GOAL:
Return each line of the listing that contains the string "आईएसओ".

***

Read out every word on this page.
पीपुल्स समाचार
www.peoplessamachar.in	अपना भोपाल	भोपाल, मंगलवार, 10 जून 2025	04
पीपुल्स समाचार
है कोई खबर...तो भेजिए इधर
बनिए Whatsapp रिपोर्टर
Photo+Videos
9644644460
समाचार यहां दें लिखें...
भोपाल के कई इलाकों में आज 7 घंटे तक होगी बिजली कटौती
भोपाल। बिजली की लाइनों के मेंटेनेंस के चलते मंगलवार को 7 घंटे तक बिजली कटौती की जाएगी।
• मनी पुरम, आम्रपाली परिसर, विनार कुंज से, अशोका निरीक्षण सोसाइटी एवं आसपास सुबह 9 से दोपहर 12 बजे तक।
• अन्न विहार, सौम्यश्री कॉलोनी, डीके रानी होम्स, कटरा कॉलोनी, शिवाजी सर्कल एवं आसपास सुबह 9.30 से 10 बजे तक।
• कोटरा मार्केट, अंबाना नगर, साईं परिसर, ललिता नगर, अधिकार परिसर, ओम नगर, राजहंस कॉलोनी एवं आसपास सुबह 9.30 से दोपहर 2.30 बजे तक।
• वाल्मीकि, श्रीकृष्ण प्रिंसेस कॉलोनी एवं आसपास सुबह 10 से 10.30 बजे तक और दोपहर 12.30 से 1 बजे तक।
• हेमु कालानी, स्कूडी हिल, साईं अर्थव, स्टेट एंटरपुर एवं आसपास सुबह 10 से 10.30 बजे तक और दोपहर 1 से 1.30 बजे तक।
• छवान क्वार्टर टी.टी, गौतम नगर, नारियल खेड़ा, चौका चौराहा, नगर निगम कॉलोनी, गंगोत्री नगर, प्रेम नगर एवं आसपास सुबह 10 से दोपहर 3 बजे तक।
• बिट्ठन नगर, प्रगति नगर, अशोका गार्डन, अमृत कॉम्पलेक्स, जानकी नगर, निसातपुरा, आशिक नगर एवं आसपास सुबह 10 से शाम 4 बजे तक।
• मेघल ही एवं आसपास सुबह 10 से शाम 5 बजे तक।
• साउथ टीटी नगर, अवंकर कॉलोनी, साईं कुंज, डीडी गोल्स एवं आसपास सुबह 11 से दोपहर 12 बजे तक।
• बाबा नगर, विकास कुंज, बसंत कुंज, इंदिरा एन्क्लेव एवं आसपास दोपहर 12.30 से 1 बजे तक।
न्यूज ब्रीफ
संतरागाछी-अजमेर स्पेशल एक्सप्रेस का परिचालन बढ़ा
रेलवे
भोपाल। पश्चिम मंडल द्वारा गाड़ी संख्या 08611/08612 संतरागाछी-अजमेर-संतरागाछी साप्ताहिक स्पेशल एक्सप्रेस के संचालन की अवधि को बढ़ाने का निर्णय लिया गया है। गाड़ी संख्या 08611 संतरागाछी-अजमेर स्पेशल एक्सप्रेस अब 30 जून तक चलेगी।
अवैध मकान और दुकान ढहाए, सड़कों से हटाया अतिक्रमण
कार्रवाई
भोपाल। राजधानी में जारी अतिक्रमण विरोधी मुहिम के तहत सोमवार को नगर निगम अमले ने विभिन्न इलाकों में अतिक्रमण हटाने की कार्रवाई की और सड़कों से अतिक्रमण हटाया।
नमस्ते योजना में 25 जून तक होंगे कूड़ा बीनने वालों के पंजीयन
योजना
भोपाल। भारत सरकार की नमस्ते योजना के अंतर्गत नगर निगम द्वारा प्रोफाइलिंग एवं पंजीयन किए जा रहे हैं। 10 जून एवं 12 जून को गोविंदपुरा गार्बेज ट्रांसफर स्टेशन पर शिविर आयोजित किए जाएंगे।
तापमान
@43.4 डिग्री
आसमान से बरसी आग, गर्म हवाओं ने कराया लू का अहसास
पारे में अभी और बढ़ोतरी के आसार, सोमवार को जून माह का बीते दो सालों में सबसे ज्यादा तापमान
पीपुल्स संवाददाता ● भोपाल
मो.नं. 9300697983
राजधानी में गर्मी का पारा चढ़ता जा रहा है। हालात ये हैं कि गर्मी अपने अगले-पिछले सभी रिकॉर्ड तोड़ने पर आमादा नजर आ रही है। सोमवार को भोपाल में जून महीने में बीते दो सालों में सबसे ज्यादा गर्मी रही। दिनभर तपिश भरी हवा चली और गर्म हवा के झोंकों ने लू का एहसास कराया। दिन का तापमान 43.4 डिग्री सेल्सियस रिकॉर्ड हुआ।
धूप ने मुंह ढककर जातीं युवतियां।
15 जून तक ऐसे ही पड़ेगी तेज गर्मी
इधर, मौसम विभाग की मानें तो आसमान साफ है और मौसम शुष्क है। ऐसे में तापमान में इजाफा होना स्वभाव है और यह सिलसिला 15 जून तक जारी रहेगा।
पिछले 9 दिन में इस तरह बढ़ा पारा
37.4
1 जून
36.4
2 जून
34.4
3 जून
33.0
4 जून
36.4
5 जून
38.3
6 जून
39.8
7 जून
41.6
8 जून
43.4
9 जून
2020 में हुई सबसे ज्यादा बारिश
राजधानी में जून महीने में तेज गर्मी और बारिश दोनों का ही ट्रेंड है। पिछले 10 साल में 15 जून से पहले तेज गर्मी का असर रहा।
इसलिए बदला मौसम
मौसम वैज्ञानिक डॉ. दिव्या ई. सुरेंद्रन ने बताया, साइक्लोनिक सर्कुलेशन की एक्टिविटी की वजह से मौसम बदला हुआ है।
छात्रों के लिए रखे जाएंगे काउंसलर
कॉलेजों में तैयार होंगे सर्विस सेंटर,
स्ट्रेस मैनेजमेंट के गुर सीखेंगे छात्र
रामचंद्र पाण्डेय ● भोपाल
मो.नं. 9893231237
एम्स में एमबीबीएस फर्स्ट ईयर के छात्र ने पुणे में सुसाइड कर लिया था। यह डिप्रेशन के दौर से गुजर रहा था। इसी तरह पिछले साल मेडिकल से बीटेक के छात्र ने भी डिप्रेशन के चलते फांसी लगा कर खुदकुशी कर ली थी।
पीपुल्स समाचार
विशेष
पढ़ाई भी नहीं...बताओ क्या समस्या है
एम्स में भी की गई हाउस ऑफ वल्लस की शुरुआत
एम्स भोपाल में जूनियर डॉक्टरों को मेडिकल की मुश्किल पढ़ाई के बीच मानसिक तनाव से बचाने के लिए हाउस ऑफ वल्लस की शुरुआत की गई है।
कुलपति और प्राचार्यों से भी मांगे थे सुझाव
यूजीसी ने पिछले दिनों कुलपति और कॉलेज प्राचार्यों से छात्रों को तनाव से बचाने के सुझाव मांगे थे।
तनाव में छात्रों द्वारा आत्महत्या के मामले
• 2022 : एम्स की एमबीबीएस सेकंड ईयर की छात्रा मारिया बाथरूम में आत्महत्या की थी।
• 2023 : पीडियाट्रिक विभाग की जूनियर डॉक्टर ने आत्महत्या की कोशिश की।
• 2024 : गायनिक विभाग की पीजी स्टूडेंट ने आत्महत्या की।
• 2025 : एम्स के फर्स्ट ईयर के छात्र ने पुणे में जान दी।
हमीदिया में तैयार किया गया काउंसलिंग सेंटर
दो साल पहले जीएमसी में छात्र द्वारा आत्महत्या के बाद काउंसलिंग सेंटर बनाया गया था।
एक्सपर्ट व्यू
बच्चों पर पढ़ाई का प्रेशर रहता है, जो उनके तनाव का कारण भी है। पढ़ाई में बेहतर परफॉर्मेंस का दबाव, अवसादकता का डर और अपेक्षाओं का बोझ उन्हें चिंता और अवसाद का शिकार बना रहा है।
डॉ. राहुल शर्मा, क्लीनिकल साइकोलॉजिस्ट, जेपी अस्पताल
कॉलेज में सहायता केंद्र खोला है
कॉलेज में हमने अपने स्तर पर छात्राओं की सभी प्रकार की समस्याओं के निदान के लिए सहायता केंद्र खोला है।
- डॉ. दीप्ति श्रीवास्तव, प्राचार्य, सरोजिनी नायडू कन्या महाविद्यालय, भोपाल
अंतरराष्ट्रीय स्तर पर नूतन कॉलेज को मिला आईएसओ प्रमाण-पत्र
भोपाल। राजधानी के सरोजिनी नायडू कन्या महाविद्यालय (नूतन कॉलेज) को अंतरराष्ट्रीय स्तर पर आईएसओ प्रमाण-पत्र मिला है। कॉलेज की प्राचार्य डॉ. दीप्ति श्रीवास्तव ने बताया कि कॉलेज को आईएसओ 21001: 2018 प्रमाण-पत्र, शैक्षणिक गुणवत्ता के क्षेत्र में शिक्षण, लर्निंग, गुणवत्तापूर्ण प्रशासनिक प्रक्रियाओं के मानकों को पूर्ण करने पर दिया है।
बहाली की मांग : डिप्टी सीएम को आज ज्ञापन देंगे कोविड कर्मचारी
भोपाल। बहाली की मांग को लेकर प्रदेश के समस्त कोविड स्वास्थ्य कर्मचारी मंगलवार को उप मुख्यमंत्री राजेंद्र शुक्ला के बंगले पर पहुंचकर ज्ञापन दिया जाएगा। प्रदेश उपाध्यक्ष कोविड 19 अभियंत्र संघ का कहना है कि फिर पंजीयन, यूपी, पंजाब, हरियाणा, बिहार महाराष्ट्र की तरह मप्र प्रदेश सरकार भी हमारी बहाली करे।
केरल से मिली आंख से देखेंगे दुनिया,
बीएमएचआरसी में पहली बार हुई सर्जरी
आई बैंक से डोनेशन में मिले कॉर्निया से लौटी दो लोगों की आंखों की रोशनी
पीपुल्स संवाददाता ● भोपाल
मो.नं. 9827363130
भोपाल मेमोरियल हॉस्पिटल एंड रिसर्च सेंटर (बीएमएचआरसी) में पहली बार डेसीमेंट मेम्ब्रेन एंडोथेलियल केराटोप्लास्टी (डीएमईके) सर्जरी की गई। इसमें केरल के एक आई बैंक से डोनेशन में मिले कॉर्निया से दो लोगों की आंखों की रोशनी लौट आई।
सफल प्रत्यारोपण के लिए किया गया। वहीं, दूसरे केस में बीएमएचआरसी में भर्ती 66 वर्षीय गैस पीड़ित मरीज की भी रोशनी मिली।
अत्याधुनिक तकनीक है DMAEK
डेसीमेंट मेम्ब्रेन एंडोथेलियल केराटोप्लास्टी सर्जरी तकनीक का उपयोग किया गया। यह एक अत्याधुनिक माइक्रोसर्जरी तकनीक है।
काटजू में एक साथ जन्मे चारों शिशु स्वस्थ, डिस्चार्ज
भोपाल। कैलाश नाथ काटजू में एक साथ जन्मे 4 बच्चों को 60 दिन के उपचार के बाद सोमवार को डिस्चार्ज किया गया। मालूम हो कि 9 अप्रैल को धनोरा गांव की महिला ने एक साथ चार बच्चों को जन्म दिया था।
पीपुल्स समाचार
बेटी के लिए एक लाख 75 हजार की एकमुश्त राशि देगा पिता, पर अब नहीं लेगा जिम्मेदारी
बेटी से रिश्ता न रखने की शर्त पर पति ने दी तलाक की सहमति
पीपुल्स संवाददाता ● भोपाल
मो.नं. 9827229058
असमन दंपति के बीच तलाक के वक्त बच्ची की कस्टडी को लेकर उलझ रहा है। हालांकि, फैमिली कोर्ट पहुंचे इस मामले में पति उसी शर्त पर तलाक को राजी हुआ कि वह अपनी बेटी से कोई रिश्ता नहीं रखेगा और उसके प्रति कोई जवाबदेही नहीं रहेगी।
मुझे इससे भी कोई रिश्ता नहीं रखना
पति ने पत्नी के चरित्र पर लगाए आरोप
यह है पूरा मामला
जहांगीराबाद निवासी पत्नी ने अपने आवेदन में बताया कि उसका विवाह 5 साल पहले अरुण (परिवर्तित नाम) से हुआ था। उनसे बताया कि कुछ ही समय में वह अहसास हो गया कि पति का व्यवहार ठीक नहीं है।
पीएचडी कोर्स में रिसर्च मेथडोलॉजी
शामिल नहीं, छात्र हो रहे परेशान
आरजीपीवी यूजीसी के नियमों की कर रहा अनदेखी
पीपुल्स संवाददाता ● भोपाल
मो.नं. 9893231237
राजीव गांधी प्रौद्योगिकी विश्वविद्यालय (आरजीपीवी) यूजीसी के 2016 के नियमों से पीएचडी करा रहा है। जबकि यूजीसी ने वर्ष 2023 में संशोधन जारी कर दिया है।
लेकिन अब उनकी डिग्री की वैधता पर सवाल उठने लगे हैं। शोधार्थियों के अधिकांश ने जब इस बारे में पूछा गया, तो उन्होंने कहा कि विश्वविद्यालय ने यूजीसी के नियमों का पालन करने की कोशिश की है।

***

SOLUTION:
अंतरराष्ट्रीय स्तर पर नूतन कॉलेज को मिला आईएसओ प्रमाण-पत्र
भोपाल। राजधानी के सरोजिनी नायडू कन्या महाविद्यालय (नूतन कॉलेज) को अंतरराष्ट्रीय स्तर पर आईएसओ प्रमाण-पत्र मिला है। कॉलेज की प्राचार्य डॉ. दीप्ति श्रीवास्तव ने बताया कि कॉलेज को आईएसओ 21001: 2018 प्रमाण-पत्र, शैक्षणिक गुणवत्ता के क्षेत्र में शिक्षण, लर्निंग, गुणवत्तापूर्ण प्रशासनिक प्रक्रियाओं के मानकों को पूर्ण करने पर दिया है।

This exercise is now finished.